▶ **What the exercise asks**: Filter out all lines without the word "Each" from the data below, please, and copy the rest.

Data for processing START

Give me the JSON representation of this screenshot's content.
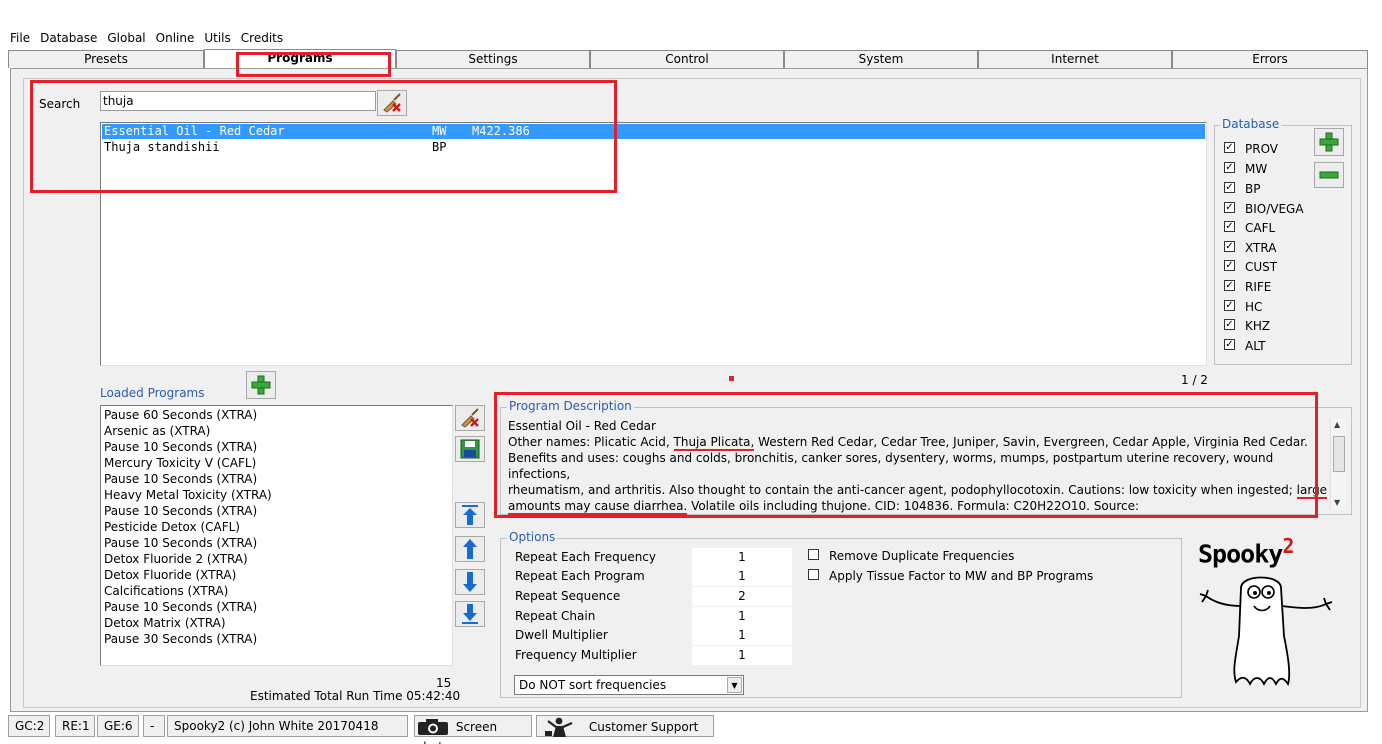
{
  "menu": [
    "File",
    "Database",
    "Global",
    "Online",
    "Utils",
    "Credits"
  ],
  "tabs": [
    "Presets",
    "Programs",
    "Settings",
    "Control",
    "System",
    "Internet",
    "Errors"
  ],
  "search": {
    "label": "Search",
    "value": "thuja"
  },
  "results": [
    {
      "name": "Essential Oil - Red Cedar",
      "db": "MW",
      "code": "M422.386"
    },
    {
      "name": "Thuja standishii",
      "db": "BP",
      "code": ""
    }
  ],
  "database": {
    "title": "Database",
    "items": [
      "PROV",
      "MW",
      "BP",
      "BIO/VEGA",
      "CAFL",
      "XTRA",
      "CUST",
      "RIFE",
      "HC",
      "KHZ",
      "ALT"
    ],
    "check_mark": "✓"
  },
  "pagination": "1 / 2",
  "loaded": {
    "title": "Loaded Programs",
    "items": [
      "Pause 60 Seconds (XTRA)",
      "Arsenic as (XTRA)",
      "Pause 10 Seconds (XTRA)",
      "Mercury Toxicity V (CAFL)",
      "Pause 10 Seconds (XTRA)",
      "Heavy Metal Toxicity (XTRA)",
      "Pause 10 Seconds (XTRA)",
      "Pesticide Detox (CAFL)",
      "Pause 10 Seconds (XTRA)",
      "Detox Fluoride 2 (XTRA)",
      "Detox Fluoride (XTRA)",
      "Calcifications (XTRA)",
      "Pause 10 Seconds (XTRA)",
      "Detox Matrix (XTRA)",
      "Pause 30 Seconds (XTRA)"
    ],
    "count": "15",
    "run_time": "Estimated Total Run Time 05:42:40"
  },
  "description": {
    "title": "Program Description",
    "heading": "Essential Oil - Red Cedar",
    "l1_a": "Other names: Plicatic Acid, ",
    "l1_u": "Thuja Plicata,",
    "l1_b": " Western Red Cedar, Cedar Tree, Juniper, Savin, Evergreen, Cedar Apple, Virginia Red Cedar.",
    "l2": "Benefits and uses:  coughs and colds, bronchitis, canker sores, dysentery, worms, mumps, postpartum uterine recovery, wound infections,",
    "l3_a": "rheumatism, and arthritis. Also thought to contain the anti-cancer agent, podophyllocotoxin. Cautions: low toxicity when ingested; ",
    "l3_u": "large",
    "l4_u": "amounts may cause diarrhea.",
    "l4_b": " Volatile oils including thujone. CID: 104836. Formula: C20H22O10. Source:"
  },
  "options": {
    "title": "Options",
    "rows": [
      {
        "label": "Repeat Each Frequency",
        "value": "1"
      },
      {
        "label": "Repeat Each Program",
        "value": "1"
      },
      {
        "label": "Repeat Sequence",
        "value": "2"
      },
      {
        "label": "Repeat Chain",
        "value": "1"
      },
      {
        "label": "Dwell Multiplier",
        "value": "1"
      },
      {
        "label": "Frequency Multiplier",
        "value": "1"
      }
    ],
    "checks": [
      "Remove Duplicate Frequencies",
      "Apply Tissue Factor to MW and BP Programs"
    ],
    "sort": "Do NOT sort frequencies"
  },
  "logo": {
    "text": "Spooky",
    "sup": "2"
  },
  "status": [
    "GC:2",
    "RE:1",
    "GE:6",
    "-",
    "Spooky2 (c) John White 20170418"
  ],
  "screenshot_label": "Screen shot",
  "support_label": "Customer Support",
  "colors": {
    "accent": "#3399ff",
    "highlight": "#e0202a",
    "legend": "#2a5db0"
  }
}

Data for processing END

▶ **Exercise output**:
        "label": "Repeat Each Frequency",
        "label": "Repeat Each Program",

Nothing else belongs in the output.